* DATA TO PROCESS
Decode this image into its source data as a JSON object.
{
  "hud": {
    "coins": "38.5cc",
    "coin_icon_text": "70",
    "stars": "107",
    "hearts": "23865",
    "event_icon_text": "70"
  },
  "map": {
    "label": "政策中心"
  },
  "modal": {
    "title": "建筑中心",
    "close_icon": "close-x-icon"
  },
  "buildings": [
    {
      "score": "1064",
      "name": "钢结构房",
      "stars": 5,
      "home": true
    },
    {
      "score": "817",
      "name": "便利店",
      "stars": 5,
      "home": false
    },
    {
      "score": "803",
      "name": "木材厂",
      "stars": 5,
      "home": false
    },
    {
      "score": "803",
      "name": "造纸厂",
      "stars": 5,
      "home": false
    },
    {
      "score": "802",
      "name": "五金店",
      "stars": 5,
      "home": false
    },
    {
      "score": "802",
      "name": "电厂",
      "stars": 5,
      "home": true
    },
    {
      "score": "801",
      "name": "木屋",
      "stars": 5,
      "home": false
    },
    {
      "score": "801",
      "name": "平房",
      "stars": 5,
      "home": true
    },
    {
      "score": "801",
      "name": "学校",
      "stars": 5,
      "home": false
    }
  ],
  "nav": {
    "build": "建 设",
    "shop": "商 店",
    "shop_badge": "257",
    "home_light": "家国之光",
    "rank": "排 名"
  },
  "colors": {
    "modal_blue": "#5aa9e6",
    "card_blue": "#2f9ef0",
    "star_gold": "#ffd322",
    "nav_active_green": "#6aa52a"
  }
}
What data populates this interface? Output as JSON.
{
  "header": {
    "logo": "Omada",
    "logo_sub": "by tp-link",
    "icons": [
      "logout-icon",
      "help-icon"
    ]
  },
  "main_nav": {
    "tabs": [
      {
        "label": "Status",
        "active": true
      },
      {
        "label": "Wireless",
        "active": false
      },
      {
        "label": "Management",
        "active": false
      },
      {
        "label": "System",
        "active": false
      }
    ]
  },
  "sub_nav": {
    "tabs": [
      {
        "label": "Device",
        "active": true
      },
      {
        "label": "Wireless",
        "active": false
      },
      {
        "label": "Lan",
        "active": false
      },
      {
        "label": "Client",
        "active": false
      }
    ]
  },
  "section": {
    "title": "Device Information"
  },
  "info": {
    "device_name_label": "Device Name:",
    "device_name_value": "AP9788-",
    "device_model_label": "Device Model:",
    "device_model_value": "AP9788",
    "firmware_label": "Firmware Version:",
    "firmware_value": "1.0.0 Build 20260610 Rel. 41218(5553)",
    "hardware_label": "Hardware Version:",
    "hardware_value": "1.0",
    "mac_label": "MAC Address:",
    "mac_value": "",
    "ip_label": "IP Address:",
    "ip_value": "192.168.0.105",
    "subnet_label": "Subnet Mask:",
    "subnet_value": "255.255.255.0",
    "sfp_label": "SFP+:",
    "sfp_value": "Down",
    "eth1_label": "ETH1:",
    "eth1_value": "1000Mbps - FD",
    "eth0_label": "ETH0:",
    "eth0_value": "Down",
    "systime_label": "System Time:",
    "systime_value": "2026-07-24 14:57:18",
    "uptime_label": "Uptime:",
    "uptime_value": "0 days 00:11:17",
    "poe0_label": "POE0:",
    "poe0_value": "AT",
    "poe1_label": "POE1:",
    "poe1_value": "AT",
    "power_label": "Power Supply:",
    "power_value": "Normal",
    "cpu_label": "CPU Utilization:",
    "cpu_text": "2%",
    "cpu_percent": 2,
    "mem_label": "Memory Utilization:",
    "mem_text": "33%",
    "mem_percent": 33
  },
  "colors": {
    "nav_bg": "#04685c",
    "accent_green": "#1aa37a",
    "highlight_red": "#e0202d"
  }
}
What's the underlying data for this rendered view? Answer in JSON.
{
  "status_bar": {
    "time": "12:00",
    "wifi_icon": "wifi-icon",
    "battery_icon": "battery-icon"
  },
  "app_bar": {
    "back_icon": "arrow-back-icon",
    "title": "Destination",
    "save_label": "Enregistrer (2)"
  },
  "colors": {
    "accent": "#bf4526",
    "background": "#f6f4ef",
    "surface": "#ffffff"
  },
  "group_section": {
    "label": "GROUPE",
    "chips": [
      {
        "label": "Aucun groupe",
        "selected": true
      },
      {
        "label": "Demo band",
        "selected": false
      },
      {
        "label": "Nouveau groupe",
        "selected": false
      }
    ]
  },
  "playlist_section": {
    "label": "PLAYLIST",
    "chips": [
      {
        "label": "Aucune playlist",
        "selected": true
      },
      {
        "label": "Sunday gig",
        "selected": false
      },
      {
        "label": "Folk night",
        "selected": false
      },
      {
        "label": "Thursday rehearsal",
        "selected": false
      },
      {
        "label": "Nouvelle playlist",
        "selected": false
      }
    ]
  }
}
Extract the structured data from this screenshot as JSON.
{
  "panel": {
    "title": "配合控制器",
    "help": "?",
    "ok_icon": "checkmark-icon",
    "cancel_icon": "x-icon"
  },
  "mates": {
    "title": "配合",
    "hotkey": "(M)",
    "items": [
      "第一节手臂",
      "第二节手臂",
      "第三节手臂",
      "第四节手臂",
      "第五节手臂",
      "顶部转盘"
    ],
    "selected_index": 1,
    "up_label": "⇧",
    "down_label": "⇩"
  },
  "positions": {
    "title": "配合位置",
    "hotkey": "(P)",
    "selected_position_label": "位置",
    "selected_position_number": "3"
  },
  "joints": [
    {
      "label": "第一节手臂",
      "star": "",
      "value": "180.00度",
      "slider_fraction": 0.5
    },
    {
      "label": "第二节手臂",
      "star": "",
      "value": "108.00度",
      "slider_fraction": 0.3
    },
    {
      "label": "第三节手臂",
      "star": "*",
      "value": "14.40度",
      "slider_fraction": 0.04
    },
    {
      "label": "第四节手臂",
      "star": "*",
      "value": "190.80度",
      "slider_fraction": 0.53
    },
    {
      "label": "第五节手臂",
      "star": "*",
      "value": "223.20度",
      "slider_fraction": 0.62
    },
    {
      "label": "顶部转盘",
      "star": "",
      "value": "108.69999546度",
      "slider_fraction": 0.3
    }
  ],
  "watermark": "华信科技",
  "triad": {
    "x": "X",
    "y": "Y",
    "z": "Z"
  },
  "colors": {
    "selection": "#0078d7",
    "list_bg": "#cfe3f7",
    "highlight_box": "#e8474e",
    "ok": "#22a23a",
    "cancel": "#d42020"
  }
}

* DO THIS
Using the listing above, retype each line exactly.

* ANSWER FOR THIS EXERCISE
Decode this image into its source data as a JSON object.
{
  "hud": {
    "coins": "38.5cc",
    "coin_icon_text": "70",
    "stars": "107",
    "hearts": "23865",
    "event_icon_text": "70"
  },
  "map": {
    "label": "政策中心"
  },
  "modal": {
    "title": "建筑中心",
    "close_icon": "close-x-icon"
  },
  "buildings": [
    {
      "score": "1064",
      "name": "钢结构房",
      "stars": 5,
      "home": true
    },
    {
      "score": "817",
      "name": "便利店",
      "stars": 5,
      "home": false
    },
    {
      "score": "803",
      "name": "木材厂",
      "stars": 5,
      "home": false
    },
    {
      "score": "803",
      "name": "造纸厂",
      "stars": 5,
      "home": false
    },
    {
      "score": "802",
      "name": "五金店",
      "stars": 5,
      "home": false
    },
    {
      "score": "802",
      "name": "电厂",
      "stars": 5,
      "home": true
    },
    {
      "score": "801",
      "name": "木屋",
      "stars": 5,
      "home": false
    },
    {
      "score": "801",
      "name": "平房",
      "stars": 5,
      "home": true
    },
    {
      "score": "801",
      "name": "学校",
      "stars": 5,
      "home": false
    }
  ],
  "nav": {
    "build": "建 设",
    "shop": "商 店",
    "shop_badge": "257",
    "home_light": "家国之光",
    "rank": "排 名"
  },
  "colors": {
    "modal_blue": "#5aa9e6",
    "card_blue": "#2f9ef0",
    "star_gold": "#ffd322",
    "nav_active_green": "#6aa52a"
  }
}
What data populates this interface? Output as JSON.
{
  "header": {
    "logo": "Omada",
    "logo_sub": "by tp-link",
    "icons": [
      "logout-icon",
      "help-icon"
    ]
  },
  "main_nav": {
    "tabs": [
      {
        "label": "Status",
        "active": true
      },
      {
        "label": "Wireless",
        "active": false
      },
      {
        "label": "Management",
        "active": false
      },
      {
        "label": "System",
        "active": false
      }
    ]
  },
  "sub_nav": {
    "tabs": [
      {
        "label": "Device",
        "active": true
      },
      {
        "label": "Wireless",
        "active": false
      },
      {
        "label": "Lan",
        "active": false
      },
      {
        "label": "Client",
        "active": false
      }
    ]
  },
  "section": {
    "title": "Device Information"
  },
  "info": {
    "device_name_label": "Device Name:",
    "device_name_value": "AP9788-",
    "device_model_label": "Device Model:",
    "device_model_value": "AP9788",
    "firmware_label": "Firmware Version:",
    "firmware_value": "1.0.0 Build 20260610 Rel. 41218(5553)",
    "hardware_label": "Hardware Version:",
    "hardware_value": "1.0",
    "mac_label": "MAC Address:",
    "mac_value": "",
    "ip_label": "IP Address:",
    "ip_value": "192.168.0.105",
    "subnet_label": "Subnet Mask:",
    "subnet_value": "255.255.255.0",
    "sfp_label": "SFP+:",
    "sfp_value": "Down",
    "eth1_label": "ETH1:",
    "eth1_value": "1000Mbps - FD",
    "eth0_label": "ETH0:",
    "eth0_value": "Down",
    "systime_label": "System Time:",
    "systime_value": "2026-07-24 14:57:18",
    "uptime_label": "Uptime:",
    "uptime_value": "0 days 00:11:17",
    "poe0_label": "POE0:",
    "poe0_value": "AT",
    "poe1_label": "POE1:",
    "poe1_value": "AT",
    "power_label": "Power Supply:",
    "power_value": "Normal",
    "cpu_label": "CPU Utilization:",
    "cpu_text": "2%",
    "cpu_percent": 2,
    "mem_label": "Memory Utilization:",
    "mem_text": "33%",
    "mem_percent": 33
  },
  "colors": {
    "nav_bg": "#04685c",
    "accent_green": "#1aa37a",
    "highlight_red": "#e0202d"
  }
}
What's the underlying data for this rendered view? Answer in JSON.
{
  "status_bar": {
    "time": "12:00",
    "wifi_icon": "wifi-icon",
    "battery_icon": "battery-icon"
  },
  "app_bar": {
    "back_icon": "arrow-back-icon",
    "title": "Destination",
    "save_label": "Enregistrer (2)"
  },
  "colors": {
    "accent": "#bf4526",
    "background": "#f6f4ef",
    "surface": "#ffffff"
  },
  "group_section": {
    "label": "GROUPE",
    "chips": [
      {
        "label": "Aucun groupe",
        "selected": true
      },
      {
        "label": "Demo band",
        "selected": false
      },
      {
        "label": "Nouveau groupe",
        "selected": false
      }
    ]
  },
  "playlist_section": {
    "label": "PLAYLIST",
    "chips": [
      {
        "label": "Aucune playlist",
        "selected": true
      },
      {
        "label": "Sunday gig",
        "selected": false
      },
      {
        "label": "Folk night",
        "selected": false
      },
      {
        "label": "Thursday rehearsal",
        "selected": false
      },
      {
        "label": "Nouvelle playlist",
        "selected": false
      }
    ]
  }
}
Extract the structured data from this screenshot as JSON.
{
  "panel": {
    "title": "配合控制器",
    "help": "?",
    "ok_icon": "checkmark-icon",
    "cancel_icon": "x-icon"
  },
  "mates": {
    "title": "配合",
    "hotkey": "(M)",
    "items": [
      "第一节手臂",
      "第二节手臂",
      "第三节手臂",
      "第四节手臂",
      "第五节手臂",
      "顶部转盘"
    ],
    "selected_index": 1,
    "up_label": "⇧",
    "down_label": "⇩"
  },
  "positions": {
    "title": "配合位置",
    "hotkey": "(P)",
    "selected_position_label": "位置",
    "selected_position_number": "3"
  },
  "joints": [
    {
      "label": "第一节手臂",
      "star": "",
      "value": "180.00度",
      "slider_fraction": 0.5
    },
    {
      "label": "第二节手臂",
      "star": "",
      "value": "108.00度",
      "slider_fraction": 0.3
    },
    {
      "label": "第三节手臂",
      "star": "*",
      "value": "14.40度",
      "slider_fraction": 0.04
    },
    {
      "label": "第四节手臂",
      "star": "*",
      "value": "190.80度",
      "slider_fraction": 0.53
    },
    {
      "label": "第五节手臂",
      "star": "*",
      "value": "223.20度",
      "slider_fraction": 0.62
    },
    {
      "label": "顶部转盘",
      "star": "",
      "value": "108.69999546度",
      "slider_fraction": 0.3
    }
  ],
  "watermark": "华信科技",
  "triad": {
    "x": "X",
    "y": "Y",
    "z": "Z"
  },
  "colors": {
    "selection": "#0078d7",
    "list_bg": "#cfe3f7",
    "highlight_box": "#e8474e",
    "ok": "#22a23a",
    "cancel": "#d42020"
  }
}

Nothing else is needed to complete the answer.